-- begin Raw data --
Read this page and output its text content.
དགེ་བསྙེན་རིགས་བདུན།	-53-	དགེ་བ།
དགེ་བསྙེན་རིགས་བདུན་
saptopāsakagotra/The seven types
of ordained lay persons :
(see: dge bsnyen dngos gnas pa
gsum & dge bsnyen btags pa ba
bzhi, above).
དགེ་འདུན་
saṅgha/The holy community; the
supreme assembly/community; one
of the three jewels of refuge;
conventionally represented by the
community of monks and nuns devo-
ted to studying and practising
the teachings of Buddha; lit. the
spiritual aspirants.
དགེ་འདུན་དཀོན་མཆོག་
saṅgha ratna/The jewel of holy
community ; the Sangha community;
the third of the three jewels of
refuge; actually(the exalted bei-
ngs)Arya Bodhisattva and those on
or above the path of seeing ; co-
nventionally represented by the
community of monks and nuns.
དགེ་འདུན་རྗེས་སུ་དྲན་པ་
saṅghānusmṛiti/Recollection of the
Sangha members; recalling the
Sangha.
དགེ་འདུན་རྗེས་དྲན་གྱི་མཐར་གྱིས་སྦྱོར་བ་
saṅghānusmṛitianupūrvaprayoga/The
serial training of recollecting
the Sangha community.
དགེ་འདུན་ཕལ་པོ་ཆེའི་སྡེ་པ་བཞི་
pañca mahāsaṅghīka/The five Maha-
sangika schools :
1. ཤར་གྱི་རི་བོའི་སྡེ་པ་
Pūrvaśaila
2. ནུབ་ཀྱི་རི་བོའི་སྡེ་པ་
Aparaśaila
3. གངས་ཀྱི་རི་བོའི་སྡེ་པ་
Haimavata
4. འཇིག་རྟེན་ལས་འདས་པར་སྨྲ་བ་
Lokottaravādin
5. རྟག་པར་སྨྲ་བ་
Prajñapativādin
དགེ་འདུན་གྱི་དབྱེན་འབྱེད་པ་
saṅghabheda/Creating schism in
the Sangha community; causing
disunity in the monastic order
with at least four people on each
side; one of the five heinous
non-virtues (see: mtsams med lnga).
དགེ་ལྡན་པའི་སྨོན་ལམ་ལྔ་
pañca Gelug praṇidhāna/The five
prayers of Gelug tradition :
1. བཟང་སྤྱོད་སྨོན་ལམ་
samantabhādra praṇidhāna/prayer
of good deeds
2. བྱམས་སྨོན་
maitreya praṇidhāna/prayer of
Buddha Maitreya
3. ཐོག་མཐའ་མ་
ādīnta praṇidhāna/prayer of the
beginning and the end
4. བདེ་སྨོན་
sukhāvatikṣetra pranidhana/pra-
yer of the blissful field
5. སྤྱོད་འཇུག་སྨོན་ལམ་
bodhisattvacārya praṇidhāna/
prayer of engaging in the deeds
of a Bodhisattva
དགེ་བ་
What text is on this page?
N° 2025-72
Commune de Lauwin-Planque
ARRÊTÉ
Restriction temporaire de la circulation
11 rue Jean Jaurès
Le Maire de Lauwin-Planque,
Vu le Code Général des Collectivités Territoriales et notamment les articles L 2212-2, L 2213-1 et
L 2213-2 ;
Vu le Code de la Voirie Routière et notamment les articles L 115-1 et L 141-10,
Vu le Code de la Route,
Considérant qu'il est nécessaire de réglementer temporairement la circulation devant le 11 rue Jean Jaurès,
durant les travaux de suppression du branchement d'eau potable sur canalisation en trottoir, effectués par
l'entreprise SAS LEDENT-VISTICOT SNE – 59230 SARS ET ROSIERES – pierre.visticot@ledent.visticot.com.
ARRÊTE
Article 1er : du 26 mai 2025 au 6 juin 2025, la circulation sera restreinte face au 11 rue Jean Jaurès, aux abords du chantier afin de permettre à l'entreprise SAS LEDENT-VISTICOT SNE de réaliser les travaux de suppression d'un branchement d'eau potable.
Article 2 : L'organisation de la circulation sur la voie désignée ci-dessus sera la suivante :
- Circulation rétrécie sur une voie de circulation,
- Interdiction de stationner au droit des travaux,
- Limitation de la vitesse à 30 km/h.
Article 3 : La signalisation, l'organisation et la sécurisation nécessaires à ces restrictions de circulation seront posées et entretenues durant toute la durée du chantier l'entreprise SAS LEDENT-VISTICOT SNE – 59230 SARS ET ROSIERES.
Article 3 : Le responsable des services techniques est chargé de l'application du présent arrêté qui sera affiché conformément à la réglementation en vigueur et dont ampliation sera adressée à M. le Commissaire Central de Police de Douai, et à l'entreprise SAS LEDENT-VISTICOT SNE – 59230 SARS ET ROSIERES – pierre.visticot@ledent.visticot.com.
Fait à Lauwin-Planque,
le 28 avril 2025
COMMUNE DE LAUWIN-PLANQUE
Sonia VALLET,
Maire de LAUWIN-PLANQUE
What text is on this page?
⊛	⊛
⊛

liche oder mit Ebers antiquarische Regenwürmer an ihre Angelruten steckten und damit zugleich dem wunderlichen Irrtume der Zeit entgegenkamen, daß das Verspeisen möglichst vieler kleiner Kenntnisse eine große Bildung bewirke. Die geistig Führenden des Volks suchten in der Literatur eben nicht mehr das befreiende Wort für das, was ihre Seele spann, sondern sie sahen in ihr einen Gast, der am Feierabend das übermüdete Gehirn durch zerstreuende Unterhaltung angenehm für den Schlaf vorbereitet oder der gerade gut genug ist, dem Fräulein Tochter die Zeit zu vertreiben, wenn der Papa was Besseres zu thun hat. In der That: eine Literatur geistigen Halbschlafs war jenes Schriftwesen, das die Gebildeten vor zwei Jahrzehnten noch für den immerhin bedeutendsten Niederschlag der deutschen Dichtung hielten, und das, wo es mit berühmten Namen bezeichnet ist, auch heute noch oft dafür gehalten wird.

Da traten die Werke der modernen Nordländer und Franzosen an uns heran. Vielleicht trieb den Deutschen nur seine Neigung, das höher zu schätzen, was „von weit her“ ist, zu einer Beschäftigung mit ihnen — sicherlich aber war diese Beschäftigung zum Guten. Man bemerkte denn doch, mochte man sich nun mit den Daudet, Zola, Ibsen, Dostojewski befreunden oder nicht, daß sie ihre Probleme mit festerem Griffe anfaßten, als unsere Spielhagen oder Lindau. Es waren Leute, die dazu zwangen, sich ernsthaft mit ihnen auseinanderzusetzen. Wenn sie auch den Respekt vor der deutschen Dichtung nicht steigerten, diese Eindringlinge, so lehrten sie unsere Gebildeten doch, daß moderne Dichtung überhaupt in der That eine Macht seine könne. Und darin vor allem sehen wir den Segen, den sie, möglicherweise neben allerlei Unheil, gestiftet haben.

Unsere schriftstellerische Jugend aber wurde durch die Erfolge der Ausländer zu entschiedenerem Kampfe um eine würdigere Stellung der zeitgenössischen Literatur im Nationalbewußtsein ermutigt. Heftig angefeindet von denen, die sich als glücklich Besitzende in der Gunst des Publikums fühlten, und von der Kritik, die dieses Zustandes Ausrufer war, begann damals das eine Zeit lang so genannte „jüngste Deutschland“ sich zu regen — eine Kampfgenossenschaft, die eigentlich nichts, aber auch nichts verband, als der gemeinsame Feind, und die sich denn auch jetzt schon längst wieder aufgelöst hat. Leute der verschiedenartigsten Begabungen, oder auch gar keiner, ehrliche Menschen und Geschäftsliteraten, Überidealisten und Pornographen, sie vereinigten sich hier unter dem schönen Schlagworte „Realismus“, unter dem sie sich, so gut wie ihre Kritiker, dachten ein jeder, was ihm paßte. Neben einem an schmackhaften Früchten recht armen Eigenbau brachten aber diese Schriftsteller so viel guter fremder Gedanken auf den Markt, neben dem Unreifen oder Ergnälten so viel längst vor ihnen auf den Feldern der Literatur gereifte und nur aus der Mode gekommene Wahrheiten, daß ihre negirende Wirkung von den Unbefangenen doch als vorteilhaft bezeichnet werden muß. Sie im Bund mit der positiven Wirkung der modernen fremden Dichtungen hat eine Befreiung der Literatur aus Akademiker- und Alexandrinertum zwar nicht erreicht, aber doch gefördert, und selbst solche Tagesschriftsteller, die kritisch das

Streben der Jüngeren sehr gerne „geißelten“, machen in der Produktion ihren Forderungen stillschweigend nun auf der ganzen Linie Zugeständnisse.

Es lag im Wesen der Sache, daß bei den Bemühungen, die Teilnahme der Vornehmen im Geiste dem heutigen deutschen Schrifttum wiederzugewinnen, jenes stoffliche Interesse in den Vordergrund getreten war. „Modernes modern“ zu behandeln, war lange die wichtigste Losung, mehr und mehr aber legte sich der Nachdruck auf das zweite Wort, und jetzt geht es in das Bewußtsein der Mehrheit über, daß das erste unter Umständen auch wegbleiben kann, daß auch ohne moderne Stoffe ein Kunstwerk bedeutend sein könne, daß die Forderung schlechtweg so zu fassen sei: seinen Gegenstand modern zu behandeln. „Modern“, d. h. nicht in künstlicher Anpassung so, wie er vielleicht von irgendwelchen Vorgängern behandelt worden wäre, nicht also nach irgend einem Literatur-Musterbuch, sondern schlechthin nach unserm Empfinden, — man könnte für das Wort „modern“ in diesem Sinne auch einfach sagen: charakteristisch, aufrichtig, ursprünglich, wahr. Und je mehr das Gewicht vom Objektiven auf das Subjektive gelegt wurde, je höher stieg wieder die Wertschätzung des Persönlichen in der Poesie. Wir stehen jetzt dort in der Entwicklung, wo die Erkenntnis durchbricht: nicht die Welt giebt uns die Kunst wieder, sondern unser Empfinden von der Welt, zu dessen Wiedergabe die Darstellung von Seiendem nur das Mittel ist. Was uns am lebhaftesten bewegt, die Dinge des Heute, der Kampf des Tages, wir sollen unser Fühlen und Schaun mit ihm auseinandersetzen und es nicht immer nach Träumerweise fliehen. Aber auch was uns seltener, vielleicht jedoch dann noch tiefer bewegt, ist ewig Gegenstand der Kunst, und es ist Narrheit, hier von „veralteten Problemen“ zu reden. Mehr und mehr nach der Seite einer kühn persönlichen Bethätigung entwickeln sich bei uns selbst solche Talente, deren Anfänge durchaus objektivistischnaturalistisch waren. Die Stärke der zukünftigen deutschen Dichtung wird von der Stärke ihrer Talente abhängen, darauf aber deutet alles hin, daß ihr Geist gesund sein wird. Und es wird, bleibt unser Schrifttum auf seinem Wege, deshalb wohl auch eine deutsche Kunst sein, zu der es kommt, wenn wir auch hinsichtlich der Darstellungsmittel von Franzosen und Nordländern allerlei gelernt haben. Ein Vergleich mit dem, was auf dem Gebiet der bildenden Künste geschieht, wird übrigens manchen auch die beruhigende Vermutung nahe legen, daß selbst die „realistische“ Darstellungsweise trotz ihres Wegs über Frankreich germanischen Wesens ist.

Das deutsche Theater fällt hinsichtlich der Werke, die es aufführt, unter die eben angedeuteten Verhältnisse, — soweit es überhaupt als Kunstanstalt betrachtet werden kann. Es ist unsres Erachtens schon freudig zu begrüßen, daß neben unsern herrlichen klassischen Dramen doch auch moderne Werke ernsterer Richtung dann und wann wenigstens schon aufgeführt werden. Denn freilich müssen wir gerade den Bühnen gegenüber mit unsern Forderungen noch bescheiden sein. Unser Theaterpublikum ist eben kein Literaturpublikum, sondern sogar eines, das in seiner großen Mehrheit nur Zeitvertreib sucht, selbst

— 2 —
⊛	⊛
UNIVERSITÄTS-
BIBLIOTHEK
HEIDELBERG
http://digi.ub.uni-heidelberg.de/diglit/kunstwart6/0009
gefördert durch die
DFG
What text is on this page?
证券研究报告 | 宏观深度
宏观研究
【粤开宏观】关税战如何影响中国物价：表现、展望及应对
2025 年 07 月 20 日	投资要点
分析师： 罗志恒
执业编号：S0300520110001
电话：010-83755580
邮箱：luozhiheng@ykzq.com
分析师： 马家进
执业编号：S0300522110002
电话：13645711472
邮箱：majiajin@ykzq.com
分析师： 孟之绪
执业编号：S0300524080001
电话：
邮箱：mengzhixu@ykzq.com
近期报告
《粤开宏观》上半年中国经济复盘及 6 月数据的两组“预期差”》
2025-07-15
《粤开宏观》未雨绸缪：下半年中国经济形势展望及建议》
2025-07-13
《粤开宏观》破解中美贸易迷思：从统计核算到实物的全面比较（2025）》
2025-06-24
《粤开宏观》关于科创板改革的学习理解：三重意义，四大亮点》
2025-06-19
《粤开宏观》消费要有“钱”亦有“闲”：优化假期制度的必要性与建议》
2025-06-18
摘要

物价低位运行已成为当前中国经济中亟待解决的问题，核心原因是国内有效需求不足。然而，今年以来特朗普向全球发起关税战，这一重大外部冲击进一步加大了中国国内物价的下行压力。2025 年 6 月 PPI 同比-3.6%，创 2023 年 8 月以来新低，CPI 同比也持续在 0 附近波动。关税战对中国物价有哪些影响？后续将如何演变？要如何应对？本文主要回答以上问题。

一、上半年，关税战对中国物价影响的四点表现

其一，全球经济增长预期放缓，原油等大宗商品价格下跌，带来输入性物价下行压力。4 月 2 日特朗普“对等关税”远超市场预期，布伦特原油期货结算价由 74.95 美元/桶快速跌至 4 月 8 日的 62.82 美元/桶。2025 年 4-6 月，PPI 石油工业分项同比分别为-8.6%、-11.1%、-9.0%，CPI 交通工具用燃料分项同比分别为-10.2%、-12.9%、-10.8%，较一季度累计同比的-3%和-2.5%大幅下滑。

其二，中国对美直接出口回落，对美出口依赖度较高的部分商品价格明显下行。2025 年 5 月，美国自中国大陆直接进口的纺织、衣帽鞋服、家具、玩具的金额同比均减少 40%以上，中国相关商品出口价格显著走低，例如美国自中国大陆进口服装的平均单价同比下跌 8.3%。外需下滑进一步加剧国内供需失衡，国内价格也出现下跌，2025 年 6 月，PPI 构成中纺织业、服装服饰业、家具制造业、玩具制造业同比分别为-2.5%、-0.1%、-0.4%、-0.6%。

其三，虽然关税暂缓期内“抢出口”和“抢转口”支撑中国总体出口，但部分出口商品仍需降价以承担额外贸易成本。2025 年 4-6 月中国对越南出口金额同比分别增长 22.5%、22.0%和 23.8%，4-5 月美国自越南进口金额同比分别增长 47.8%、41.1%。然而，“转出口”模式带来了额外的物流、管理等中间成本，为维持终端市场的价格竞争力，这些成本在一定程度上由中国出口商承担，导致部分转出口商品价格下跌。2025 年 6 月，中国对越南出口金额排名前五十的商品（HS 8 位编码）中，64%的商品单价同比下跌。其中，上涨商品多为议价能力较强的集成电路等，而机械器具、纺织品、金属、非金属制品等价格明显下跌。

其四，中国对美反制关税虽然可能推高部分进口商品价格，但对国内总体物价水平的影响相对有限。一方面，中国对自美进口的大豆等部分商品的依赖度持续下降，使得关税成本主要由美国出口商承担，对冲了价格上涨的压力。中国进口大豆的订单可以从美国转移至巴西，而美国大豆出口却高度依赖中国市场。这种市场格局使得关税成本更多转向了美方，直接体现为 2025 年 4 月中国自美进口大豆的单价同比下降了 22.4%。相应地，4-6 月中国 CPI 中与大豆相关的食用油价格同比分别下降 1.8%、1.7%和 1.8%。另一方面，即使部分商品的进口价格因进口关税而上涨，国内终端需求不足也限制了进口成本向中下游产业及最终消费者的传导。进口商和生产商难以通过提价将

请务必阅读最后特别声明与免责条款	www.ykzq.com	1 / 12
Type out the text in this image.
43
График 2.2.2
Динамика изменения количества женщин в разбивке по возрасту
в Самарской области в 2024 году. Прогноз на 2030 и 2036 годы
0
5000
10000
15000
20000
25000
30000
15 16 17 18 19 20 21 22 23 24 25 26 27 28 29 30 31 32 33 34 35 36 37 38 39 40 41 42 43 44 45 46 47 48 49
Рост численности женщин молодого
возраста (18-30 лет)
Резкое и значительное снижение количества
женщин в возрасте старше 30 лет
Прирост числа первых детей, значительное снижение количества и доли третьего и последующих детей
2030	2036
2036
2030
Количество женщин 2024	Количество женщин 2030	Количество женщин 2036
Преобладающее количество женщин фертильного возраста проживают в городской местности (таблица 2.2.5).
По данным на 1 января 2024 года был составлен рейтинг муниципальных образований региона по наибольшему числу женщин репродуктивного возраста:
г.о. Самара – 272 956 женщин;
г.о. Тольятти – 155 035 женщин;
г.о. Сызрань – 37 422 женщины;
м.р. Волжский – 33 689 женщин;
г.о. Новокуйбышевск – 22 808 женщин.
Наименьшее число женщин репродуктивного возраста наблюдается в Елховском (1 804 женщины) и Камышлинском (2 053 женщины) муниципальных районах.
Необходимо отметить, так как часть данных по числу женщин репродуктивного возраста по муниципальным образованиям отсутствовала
-- end Raw data --
Objective
Look through the material and copy each line that has "deeds".

Task solution
of good deeds
prayer of engaging in the deeds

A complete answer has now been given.